— begin Material for the task —

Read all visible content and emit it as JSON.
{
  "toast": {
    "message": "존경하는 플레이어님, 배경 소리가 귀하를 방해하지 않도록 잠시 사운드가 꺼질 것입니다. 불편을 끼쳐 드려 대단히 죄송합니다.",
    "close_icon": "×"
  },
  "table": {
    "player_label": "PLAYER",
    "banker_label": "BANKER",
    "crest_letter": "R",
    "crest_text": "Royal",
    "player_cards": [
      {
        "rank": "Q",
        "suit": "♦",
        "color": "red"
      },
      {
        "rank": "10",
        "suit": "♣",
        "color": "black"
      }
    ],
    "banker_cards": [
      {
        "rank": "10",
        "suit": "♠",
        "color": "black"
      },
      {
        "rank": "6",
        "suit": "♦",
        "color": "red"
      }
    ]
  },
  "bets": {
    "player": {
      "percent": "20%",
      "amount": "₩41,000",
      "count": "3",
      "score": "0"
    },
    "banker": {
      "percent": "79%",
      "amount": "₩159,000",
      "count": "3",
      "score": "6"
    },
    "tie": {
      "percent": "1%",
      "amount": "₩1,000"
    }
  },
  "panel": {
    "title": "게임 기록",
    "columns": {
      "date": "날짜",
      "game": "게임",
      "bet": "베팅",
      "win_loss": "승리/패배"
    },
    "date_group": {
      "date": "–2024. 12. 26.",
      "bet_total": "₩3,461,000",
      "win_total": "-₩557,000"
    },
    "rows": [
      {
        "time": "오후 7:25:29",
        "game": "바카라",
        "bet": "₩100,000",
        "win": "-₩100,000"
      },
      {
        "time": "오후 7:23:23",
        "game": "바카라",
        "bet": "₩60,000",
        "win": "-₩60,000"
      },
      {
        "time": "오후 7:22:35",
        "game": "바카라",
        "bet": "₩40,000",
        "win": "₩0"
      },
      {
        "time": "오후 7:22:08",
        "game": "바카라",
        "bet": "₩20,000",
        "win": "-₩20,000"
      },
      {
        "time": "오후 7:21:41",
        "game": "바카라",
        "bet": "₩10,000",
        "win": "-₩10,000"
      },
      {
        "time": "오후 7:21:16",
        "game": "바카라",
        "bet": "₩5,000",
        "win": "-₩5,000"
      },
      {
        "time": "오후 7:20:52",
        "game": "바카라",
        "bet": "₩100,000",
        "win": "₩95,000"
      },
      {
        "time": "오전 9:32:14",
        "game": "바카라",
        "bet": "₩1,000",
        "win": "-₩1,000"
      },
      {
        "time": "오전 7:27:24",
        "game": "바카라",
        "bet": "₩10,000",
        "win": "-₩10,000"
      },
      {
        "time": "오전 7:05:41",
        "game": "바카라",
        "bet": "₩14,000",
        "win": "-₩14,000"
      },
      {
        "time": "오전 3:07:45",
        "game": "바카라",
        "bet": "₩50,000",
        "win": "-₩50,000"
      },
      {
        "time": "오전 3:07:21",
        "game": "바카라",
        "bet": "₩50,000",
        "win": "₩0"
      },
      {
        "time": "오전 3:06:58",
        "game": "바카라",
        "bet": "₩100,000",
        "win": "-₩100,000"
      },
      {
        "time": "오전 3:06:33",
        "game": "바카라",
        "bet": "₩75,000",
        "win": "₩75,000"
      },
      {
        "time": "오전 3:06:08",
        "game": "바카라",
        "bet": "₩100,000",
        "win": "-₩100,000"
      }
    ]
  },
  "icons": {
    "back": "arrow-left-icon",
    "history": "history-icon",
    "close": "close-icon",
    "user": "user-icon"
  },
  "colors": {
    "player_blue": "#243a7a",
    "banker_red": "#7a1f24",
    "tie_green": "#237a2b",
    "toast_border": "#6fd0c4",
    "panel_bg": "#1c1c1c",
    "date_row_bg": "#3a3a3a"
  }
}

— end Material for the task —

- _Exercise aim_: Filter the listing above for the string "amount" and copy every matching line.

- _Response for this exercise_:
      "amount": "₩41,000",
      "amount": "₩159,000",
      "amount": "₩1,000"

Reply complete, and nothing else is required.